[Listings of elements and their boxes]
## start

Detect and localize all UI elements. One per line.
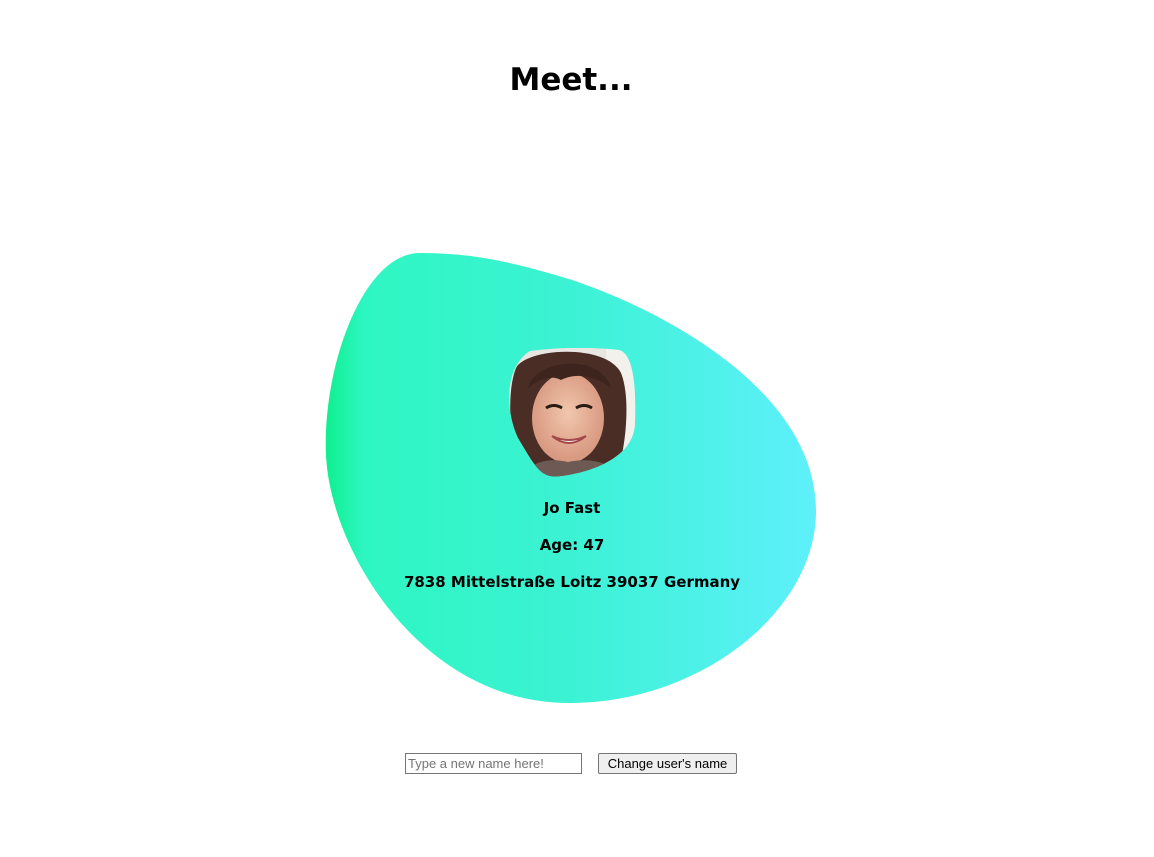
user-age: Age: 47 — [539, 536, 605, 554]
user-name: Jo Fast — [543, 499, 601, 517]
user-card: Jo Fast Age: 47 7838 Mittelstraße Loitz … — [322, 250, 822, 708]
page: Meet... Jo Fast Age: 47 7838 Mittelstraß… — [0, 0, 1154, 857]
change-name-button[interactable]: Change user's name — [598, 753, 737, 774]
user-address: 7838 Mittelstraße Loitz 39037 Germany — [403, 573, 741, 591]
avatar-photo-icon — [509, 348, 636, 477]
card-blob-background — [325, 253, 817, 704]
page-title: Meet... — [509, 62, 633, 98]
new-name-input[interactable] — [405, 753, 582, 774]
user-avatar — [506, 348, 636, 478]
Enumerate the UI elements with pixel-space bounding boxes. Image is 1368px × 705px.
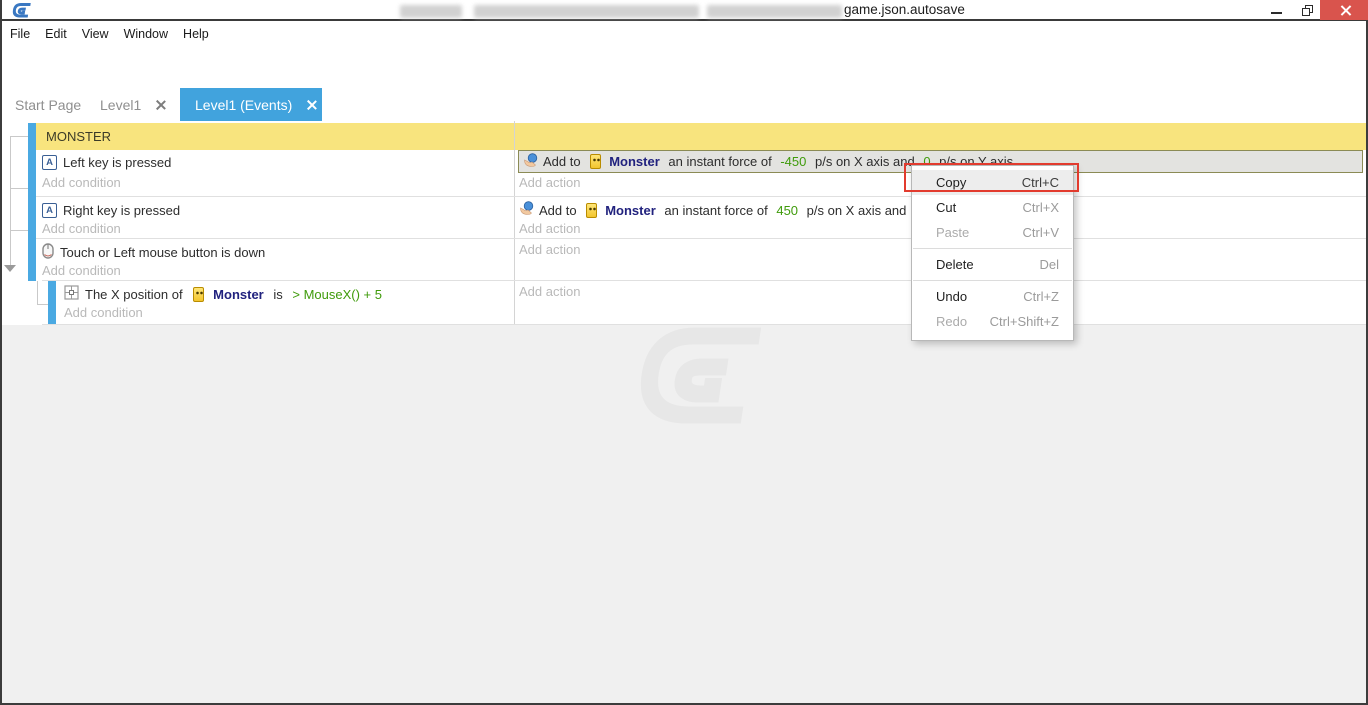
minimize-button[interactable] (1262, 0, 1290, 20)
menu-item-cut[interactable]: Cut Ctrl+X (912, 195, 1073, 220)
context-menu: Copy Ctrl+C Cut Ctrl+X Paste Ctrl+V Dele… (911, 165, 1074, 341)
redacted-title-segment (707, 5, 842, 18)
monster-object-icon (590, 154, 601, 169)
add-condition-link[interactable]: Add condition (42, 175, 121, 195)
tab-bar: Start Page Level1 Level1 (Events) (2, 88, 1366, 121)
menu-file[interactable]: File (10, 27, 30, 41)
menu-item-copy[interactable]: Copy Ctrl+C (912, 170, 1073, 195)
event-color-bar (28, 123, 36, 150)
event-color-bar (28, 196, 36, 238)
menu-item-delete[interactable]: Delete Del (912, 252, 1073, 277)
action-add-force-right[interactable]: Add to Monster an instant force of 450 p… (519, 199, 910, 221)
close-tab-icon[interactable] (155, 100, 165, 110)
event-color-bar (28, 149, 36, 196)
events-sheet: MONSTER A Left key is pressed Add condit… (2, 121, 1366, 325)
condition-left-key[interactable]: A Left key is pressed (42, 151, 171, 173)
event-color-bar (28, 238, 36, 281)
close-icon (1340, 5, 1351, 16)
condition-touch-mouse[interactable]: Touch or Left mouse button is down (42, 241, 265, 263)
menu-item-undo[interactable]: Undo Ctrl+Z (912, 284, 1073, 309)
menu-separator (913, 248, 1072, 249)
toolbar (2, 44, 1366, 88)
menu-help[interactable]: Help (183, 27, 209, 41)
tab-level1-events[interactable]: Level1 (Events) (180, 88, 322, 121)
menu-item-paste: Paste Ctrl+V (912, 220, 1073, 245)
redacted-title-segment (400, 5, 462, 18)
event-color-bar (48, 281, 56, 324)
condition-action-divider (514, 121, 515, 325)
gdevelop-window: game.json.autosave File Edit View Window… (0, 0, 1368, 705)
tree-rail (10, 136, 11, 266)
gdevelop-watermark-logo (620, 322, 770, 437)
force-icon (519, 201, 534, 219)
mouse-icon (42, 243, 54, 262)
menu-separator (913, 280, 1072, 281)
keyboard-key-icon: A (42, 203, 57, 218)
comment-text: MONSTER (46, 129, 111, 144)
keyboard-key-icon: A (42, 155, 57, 170)
monster-object-icon (586, 203, 597, 218)
add-condition-link[interactable]: Add condition (42, 221, 121, 241)
menu-window[interactable]: Window (124, 27, 168, 41)
tab-level1[interactable]: Level1 (100, 88, 165, 121)
force-icon (523, 153, 538, 171)
add-action-link[interactable]: Add action (519, 221, 580, 241)
add-condition-link[interactable]: Add condition (64, 305, 143, 325)
menu-edit[interactable]: Edit (45, 27, 67, 41)
close-tab-icon[interactable] (306, 100, 316, 110)
add-action-link[interactable]: Add action (519, 175, 580, 195)
comment-event[interactable]: MONSTER (36, 123, 1366, 150)
monster-object-icon (193, 287, 204, 302)
tab-start-page[interactable]: Start Page (15, 88, 81, 121)
position-icon (64, 285, 79, 303)
add-action-link[interactable]: Add action (519, 284, 580, 304)
menu-bar: File Edit View Window Help (2, 23, 1366, 44)
redacted-title-segment (474, 5, 699, 18)
restore-button[interactable] (1294, 0, 1320, 20)
add-action-link[interactable]: Add action (519, 242, 580, 262)
menu-item-redo: Redo Ctrl+Shift+Z (912, 309, 1073, 334)
gdevelop-logo-icon (10, 2, 32, 24)
window-title: game.json.autosave (844, 2, 965, 17)
title-bar: game.json.autosave (2, 0, 1366, 21)
collapse-arrow-icon[interactable] (4, 265, 16, 272)
condition-right-key[interactable]: A Right key is pressed (42, 199, 180, 221)
condition-x-position[interactable]: The X position of Monster is > MouseX() … (64, 283, 382, 305)
add-condition-link[interactable]: Add condition (42, 263, 121, 283)
menu-view[interactable]: View (82, 27, 109, 41)
close-button[interactable] (1320, 0, 1368, 20)
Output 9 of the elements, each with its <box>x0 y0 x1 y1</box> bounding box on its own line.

## end

Can you transcribe every line of the material above word for word, leaving the pictures out of your answer?

Detect and localize all UI elements. One per line.
user-age: Age: 47 — [539, 536, 605, 554]
user-name: Jo Fast — [543, 499, 601, 517]
user-card: Jo Fast Age: 47 7838 Mittelstraße Loitz … — [322, 250, 822, 708]
page: Meet... Jo Fast Age: 47 7838 Mittelstraß… — [0, 0, 1154, 857]
change-name-button[interactable]: Change user's name — [598, 753, 737, 774]
user-address: 7838 Mittelstraße Loitz 39037 Germany — [403, 573, 741, 591]
avatar-photo-icon — [509, 348, 636, 477]
card-blob-background — [325, 253, 817, 704]
page-title: Meet... — [509, 62, 633, 98]
new-name-input[interactable] — [405, 753, 582, 774]
user-avatar — [506, 348, 636, 478]
Enumerate the UI elements with pixel-space bounding boxes. Image is 1368px × 705px.
minimize-button[interactable] (1262, 0, 1290, 20)
menu-item-cut[interactable]: Cut Ctrl+X (912, 195, 1073, 220)
context-menu: Copy Ctrl+C Cut Ctrl+X Paste Ctrl+V Dele… (911, 165, 1074, 341)
redacted-title-segment (707, 5, 842, 18)
monster-object-icon (590, 154, 601, 169)
add-condition-link[interactable]: Add condition (42, 175, 121, 195)
tab-bar: Start Page Level1 Level1 (Events) (2, 88, 1366, 121)
menu-file[interactable]: File (10, 27, 30, 41)
menu-item-copy[interactable]: Copy Ctrl+C (912, 170, 1073, 195)
event-color-bar (28, 123, 36, 150)
event-color-bar (28, 196, 36, 238)
menu-item-delete[interactable]: Delete Del (912, 252, 1073, 277)
action-add-force-right[interactable]: Add to Monster an instant force of 450 p… (519, 199, 910, 221)
close-tab-icon[interactable] (155, 100, 165, 110)
event-color-bar (28, 149, 36, 196)
events-sheet: MONSTER A Left key is pressed Add condit… (2, 121, 1366, 325)
condition-left-key[interactable]: A Left key is pressed (42, 151, 171, 173)
event-color-bar (28, 238, 36, 281)
close-icon (1340, 5, 1351, 16)
condition-touch-mouse[interactable]: Touch or Left mouse button is down (42, 241, 265, 263)
menu-item-undo[interactable]: Undo Ctrl+Z (912, 284, 1073, 309)
menu-separator (913, 248, 1072, 249)
toolbar (2, 44, 1366, 88)
menu-help[interactable]: Help (183, 27, 209, 41)
tab-level1-events[interactable]: Level1 (Events) (180, 88, 322, 121)
menu-item-paste: Paste Ctrl+V (912, 220, 1073, 245)
redacted-title-segment (400, 5, 462, 18)
event-color-bar (48, 281, 56, 324)
condition-action-divider (514, 121, 515, 325)
gdevelop-window: game.json.autosave File Edit View Window… (0, 0, 1368, 705)
tree-rail (10, 136, 11, 266)
gdevelop-watermark-logo (620, 322, 770, 437)
force-icon (519, 201, 534, 219)
mouse-icon (42, 243, 54, 262)
menu-separator (913, 280, 1072, 281)
keyboard-key-icon: A (42, 203, 57, 218)
comment-text: MONSTER (46, 129, 111, 144)
keyboard-key-icon: A (42, 155, 57, 170)
monster-object-icon (586, 203, 597, 218)
add-condition-link[interactable]: Add condition (42, 221, 121, 241)
menu-window[interactable]: Window (124, 27, 168, 41)
tab-level1[interactable]: Level1 (100, 88, 165, 121)
force-icon (523, 153, 538, 171)
add-action-link[interactable]: Add action (519, 221, 580, 241)
add-condition-link[interactable]: Add condition (64, 305, 143, 325)
menu-edit[interactable]: Edit (45, 27, 67, 41)
close-tab-icon[interactable] (306, 100, 316, 110)
add-action-link[interactable]: Add action (519, 175, 580, 195)
comment-event[interactable]: MONSTER (36, 123, 1366, 150)
monster-object-icon (193, 287, 204, 302)
tab-start-page[interactable]: Start Page (15, 88, 81, 121)
position-icon (64, 285, 79, 303)
add-action-link[interactable]: Add action (519, 284, 580, 304)
menu-bar: File Edit View Window Help (2, 23, 1366, 44)
redacted-title-segment (474, 5, 699, 18)
restore-button[interactable] (1294, 0, 1320, 20)
add-action-link[interactable]: Add action (519, 242, 580, 262)
menu-item-redo: Redo Ctrl+Shift+Z (912, 309, 1073, 334)
gdevelop-logo-icon (10, 2, 32, 24)
window-title: game.json.autosave (844, 2, 965, 17)
title-bar: game.json.autosave (2, 0, 1366, 21)
collapse-arrow-icon[interactable] (4, 265, 16, 272)
condition-right-key[interactable]: A Right key is pressed (42, 199, 180, 221)
condition-x-position[interactable]: The X position of Monster is > MouseX() … (64, 283, 382, 305)
add-condition-link[interactable]: Add condition (42, 263, 121, 283)
menu-view[interactable]: View (82, 27, 109, 41)
close-button[interactable] (1320, 0, 1368, 20)
Output 9 of the elements, each with its <box>x0 y0 x1 y1</box> bounding box on its own line.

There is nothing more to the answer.